PROVIDED TEXT
** BEGIN **
Problem 5. Describe "implicit parallelism".
Implicit parallelism is parallelism achieved by placing the burden of identifying and implementing parallel processes exclusively upon the compiler and the operating system.
Remarks regarding explicit and implicit parallelism.
There has been vigorous debate within the computer science community about whether compilers should require explicit parallelism or permit implicit parallelism. Implicit parallelism has the potential of making parallel processing accessible to a wider audience of programmers. It can provide a systematic approach to splitting a task into parallel processes based upon the structure of algorithms provided by a programmer. This is an argument that is similar to that for optimizing compilers. It places a lower bound upon achievable performance that can reduce the level of required skill and knowledge by the programmer, and yet still achieve (hopefully) acceptable results.
It is usually true that any process controlled by a skilled and knowledgable programmer can achieve higher levels of desired performance than can be achieved by optimization routines implemented by an optimizing compiler or compiler that implements implicit parallel processing.
** END **
PROBLEMS TO WORK ON
1/ Quote every sentence in the passage on implicit parallelism that contains the word "programmer" or "programmers".
2/ From the passage on implicit parallelism, extract the text from "Remarks regarding explicit" up to and including "(hopefully) acceptable results.".
3/ Decide whether each statement agrees with the passage on implicit parallelism, answering yes or no and quoting the words that decide it. (a) Implicit parallelism places the burden of identifying parallel processes on the programmer. (b) There has been debate in computer science about whether compilers should require explicit parallelism or permit implicit parallelism. (c) The argument for implicit parallelism is compared to the argument for optimizing compilers.

MATERIAL SUPPLIED
** BEGIN **
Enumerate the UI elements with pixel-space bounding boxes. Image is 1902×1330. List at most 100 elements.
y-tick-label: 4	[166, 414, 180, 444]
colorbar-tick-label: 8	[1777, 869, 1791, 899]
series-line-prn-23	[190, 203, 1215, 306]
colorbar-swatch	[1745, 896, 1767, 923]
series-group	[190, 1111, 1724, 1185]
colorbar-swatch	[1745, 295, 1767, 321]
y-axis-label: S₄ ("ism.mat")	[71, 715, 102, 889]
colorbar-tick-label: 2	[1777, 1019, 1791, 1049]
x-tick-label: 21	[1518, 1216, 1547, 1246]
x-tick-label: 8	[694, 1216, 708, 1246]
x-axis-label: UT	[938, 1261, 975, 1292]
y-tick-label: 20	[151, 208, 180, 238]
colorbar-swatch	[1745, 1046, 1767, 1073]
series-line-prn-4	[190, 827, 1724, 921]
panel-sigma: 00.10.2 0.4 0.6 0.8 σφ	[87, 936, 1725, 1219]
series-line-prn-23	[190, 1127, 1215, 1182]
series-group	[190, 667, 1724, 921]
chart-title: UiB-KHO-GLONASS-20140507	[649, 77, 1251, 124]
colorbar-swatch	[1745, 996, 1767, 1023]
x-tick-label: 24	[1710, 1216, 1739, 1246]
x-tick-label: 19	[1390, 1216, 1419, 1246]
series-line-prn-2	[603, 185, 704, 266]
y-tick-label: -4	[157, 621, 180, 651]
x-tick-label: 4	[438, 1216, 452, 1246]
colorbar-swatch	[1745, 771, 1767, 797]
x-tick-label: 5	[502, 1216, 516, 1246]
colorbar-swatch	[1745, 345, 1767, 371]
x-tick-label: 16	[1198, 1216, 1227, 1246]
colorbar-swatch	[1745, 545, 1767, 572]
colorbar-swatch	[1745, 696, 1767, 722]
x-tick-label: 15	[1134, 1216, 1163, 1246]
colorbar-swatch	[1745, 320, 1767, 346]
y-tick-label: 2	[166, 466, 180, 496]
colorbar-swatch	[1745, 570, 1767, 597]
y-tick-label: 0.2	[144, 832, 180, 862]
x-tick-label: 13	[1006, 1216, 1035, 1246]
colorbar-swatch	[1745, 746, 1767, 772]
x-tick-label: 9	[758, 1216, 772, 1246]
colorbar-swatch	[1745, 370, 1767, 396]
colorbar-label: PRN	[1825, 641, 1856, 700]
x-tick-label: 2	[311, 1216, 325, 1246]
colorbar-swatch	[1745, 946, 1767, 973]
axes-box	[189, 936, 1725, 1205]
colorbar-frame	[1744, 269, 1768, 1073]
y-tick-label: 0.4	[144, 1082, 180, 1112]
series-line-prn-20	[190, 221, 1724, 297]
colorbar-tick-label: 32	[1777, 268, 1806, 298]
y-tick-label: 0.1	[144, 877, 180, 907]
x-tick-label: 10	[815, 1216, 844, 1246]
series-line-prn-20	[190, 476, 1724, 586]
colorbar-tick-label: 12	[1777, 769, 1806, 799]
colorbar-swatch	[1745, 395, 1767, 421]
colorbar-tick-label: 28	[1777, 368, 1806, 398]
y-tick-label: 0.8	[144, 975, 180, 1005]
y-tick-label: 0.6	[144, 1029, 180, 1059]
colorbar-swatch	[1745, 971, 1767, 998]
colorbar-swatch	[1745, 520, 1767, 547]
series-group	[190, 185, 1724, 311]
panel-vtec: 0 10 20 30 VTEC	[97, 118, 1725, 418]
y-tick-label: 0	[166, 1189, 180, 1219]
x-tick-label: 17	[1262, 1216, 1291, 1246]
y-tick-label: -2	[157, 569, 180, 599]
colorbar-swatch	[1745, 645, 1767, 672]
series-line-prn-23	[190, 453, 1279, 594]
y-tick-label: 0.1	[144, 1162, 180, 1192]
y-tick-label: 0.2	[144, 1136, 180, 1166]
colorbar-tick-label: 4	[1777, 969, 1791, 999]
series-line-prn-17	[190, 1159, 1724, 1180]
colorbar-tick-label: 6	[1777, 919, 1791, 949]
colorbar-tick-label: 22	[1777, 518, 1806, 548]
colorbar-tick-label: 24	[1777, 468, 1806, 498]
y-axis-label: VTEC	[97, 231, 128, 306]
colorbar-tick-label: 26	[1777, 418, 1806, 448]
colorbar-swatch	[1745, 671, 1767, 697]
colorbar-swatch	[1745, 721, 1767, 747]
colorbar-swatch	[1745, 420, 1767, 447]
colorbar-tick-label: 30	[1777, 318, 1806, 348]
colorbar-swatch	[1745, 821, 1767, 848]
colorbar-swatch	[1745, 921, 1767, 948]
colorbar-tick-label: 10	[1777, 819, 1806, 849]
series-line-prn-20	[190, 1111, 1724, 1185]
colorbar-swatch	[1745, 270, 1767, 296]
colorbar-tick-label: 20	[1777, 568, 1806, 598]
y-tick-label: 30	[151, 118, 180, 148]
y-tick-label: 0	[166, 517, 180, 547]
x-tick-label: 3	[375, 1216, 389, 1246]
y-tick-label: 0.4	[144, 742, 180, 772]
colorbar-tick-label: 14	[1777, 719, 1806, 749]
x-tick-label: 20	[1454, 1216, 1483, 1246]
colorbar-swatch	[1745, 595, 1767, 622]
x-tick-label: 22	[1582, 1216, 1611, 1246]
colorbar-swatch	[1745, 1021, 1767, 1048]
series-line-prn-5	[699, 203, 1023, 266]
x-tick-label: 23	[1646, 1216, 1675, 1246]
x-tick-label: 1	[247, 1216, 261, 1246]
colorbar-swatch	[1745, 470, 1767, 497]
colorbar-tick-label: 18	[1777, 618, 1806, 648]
** END **
EXERCISE ANSWERS
1/
- Implicit parallelism has the potential of making parallel processing accessible to a wider audience of programmers.
- It can provide a systematic approach to splitting a task into parallel processes based upon the structure of algorithms provided by a programmer.
- It places a lower bound upon achievable performance that can reduce the level of required skill and knowledge by the programmer, and yet still achieve (hopefully) acceptable results.
- It is usually true that any process controlled by a skilled and knowledgable programmer can achieve higher levels of desired performance than can be achieved by optimization routines implemented by an optimizing compiler or compiler that implements implicit parallel processing.

2/
Remarks regarding explicit and implicit parallelism.
There has been vigorous debate within the computer science community about whether compilers should require explicit parallelism or permit implicit parallelism. Implicit parallelism has the potential of making parallel processing accessible to a wider audience of programmers. It can provide a systematic approach to splitting a task into parallel processes based upon the structure of algorithms provided by a programmer. This is an argument that is similar to that for optimizing compilers. It places a lower bound upon achievable performance that can reduce the level of required skill and knowledge by the programmer, and yet still achieve (hopefully) acceptable results.

3/
(a) No: "placing the burden of identifying and implementing parallel processes exclusively upon the compiler and the operating system"
(b) Yes: "There has been vigorous debate within the computer science community about whether compilers should require explicit parallelism or permit implicit parallelism."
(c) Yes: "This is an argument that is similar to that for optimizing compilers."